** begin Data records **
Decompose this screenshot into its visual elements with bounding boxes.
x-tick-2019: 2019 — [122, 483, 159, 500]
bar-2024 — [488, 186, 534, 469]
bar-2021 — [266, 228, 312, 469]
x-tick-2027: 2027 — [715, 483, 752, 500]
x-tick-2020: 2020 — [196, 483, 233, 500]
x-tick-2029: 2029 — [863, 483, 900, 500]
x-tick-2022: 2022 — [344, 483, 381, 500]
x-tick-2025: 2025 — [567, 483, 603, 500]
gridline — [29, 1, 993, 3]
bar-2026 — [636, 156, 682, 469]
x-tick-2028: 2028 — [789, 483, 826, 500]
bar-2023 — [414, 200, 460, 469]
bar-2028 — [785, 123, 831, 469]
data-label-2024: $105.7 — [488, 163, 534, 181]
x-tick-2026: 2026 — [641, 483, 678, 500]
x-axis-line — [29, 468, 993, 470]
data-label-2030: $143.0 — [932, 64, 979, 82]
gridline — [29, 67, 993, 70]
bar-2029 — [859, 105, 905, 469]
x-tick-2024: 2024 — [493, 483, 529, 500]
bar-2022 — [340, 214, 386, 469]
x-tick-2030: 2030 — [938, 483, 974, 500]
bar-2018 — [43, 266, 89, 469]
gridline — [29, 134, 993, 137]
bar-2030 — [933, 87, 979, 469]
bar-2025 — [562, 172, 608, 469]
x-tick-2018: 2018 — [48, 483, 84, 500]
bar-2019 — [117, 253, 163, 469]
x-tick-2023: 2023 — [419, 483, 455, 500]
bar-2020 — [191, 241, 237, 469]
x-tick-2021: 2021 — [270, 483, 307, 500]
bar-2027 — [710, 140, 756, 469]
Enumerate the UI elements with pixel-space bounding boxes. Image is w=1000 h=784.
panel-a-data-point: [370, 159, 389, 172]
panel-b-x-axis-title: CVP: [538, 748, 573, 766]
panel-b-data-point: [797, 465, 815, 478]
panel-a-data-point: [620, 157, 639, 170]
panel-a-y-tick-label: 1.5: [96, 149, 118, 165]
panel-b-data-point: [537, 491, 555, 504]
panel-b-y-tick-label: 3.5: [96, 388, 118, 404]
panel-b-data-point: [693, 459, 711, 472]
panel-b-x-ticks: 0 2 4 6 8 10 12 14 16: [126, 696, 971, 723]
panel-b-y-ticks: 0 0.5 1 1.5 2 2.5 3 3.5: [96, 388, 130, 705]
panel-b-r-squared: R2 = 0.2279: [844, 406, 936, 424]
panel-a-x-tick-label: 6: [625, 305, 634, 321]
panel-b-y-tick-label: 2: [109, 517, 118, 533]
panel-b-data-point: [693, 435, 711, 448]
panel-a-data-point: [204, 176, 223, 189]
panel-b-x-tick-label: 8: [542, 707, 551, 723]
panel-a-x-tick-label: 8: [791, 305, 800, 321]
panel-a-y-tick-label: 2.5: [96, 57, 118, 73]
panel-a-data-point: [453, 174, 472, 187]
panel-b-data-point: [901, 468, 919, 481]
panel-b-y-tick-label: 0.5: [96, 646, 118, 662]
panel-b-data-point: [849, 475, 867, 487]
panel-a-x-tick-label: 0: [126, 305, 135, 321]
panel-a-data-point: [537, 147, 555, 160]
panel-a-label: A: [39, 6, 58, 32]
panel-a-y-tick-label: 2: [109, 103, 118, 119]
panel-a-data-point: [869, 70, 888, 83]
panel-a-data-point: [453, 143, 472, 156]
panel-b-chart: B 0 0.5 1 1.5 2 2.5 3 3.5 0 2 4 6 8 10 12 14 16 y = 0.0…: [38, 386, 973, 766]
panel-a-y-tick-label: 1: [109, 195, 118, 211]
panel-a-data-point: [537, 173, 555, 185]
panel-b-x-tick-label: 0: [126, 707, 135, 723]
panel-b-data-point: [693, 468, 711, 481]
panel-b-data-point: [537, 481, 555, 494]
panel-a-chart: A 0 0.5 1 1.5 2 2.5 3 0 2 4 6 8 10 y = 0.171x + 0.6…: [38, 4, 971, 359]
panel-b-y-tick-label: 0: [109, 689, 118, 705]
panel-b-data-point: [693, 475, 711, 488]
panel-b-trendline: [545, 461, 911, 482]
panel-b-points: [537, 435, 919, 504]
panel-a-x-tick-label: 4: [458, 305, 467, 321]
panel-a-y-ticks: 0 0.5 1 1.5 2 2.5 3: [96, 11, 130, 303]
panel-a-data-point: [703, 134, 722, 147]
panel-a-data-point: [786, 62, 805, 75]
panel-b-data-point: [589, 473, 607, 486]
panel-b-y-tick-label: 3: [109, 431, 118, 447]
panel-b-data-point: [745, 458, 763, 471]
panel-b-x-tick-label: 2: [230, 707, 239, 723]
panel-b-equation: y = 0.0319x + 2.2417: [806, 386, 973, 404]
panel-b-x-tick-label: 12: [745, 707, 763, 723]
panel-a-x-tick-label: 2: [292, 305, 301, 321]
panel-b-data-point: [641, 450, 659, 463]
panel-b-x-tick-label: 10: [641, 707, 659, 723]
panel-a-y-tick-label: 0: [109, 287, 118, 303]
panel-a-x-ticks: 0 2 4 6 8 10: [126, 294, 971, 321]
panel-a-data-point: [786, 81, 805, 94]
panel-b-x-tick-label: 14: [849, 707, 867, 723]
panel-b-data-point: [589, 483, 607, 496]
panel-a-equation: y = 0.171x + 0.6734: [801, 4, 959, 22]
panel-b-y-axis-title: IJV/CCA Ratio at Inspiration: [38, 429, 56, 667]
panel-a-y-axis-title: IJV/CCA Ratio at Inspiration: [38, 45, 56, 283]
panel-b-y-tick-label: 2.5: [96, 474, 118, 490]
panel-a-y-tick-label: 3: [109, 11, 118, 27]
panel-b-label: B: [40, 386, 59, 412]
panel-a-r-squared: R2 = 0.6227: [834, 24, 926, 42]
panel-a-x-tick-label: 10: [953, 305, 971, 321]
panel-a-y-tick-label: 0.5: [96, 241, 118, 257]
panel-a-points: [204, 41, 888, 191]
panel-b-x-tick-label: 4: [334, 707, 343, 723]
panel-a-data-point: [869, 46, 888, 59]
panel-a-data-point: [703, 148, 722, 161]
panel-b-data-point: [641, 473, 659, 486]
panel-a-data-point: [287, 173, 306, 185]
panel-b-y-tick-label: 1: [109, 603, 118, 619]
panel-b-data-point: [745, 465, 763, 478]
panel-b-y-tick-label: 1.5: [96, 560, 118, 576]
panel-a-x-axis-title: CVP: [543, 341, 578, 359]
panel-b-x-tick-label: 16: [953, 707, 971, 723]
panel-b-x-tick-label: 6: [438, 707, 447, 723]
** end Data records **
** Written problem **
Reproduce the items word for word, from the first line down to and including the line with "x-tick-2023: 2023 — [419, 483, 455, 500]".

** Exercise answer **
Decompose this screenshot into its visual elements with bounding boxes.
x-tick-2019: 2019 — [122, 483, 159, 500]
bar-2024 — [488, 186, 534, 469]
bar-2021 — [266, 228, 312, 469]
x-tick-2027: 2027 — [715, 483, 752, 500]
x-tick-2020: 2020 — [196, 483, 233, 500]
x-tick-2029: 2029 — [863, 483, 900, 500]
x-tick-2022: 2022 — [344, 483, 381, 500]
x-tick-2025: 2025 — [567, 483, 603, 500]
gridline — [29, 1, 993, 3]
bar-2026 — [636, 156, 682, 469]
x-tick-2028: 2028 — [789, 483, 826, 500]
bar-2023 — [414, 200, 460, 469]
bar-2028 — [785, 123, 831, 469]
data-label-2024: $105.7 — [488, 163, 534, 181]
x-tick-2026: 2026 — [641, 483, 678, 500]
x-axis-line — [29, 468, 993, 470]
data-label-2030: $143.0 — [932, 64, 979, 82]
gridline — [29, 67, 993, 70]
bar-2029 — [859, 105, 905, 469]
x-tick-2024: 2024 — [493, 483, 529, 500]
bar-2022 — [340, 214, 386, 469]
x-tick-2030: 2030 — [938, 483, 974, 500]
bar-2018 — [43, 266, 89, 469]
gridline — [29, 134, 993, 137]
bar-2030 — [933, 87, 979, 469]
bar-2025 — [562, 172, 608, 469]
x-tick-2018: 2018 — [48, 483, 84, 500]
bar-2019 — [117, 253, 163, 469]
x-tick-2023: 2023 — [419, 483, 455, 500]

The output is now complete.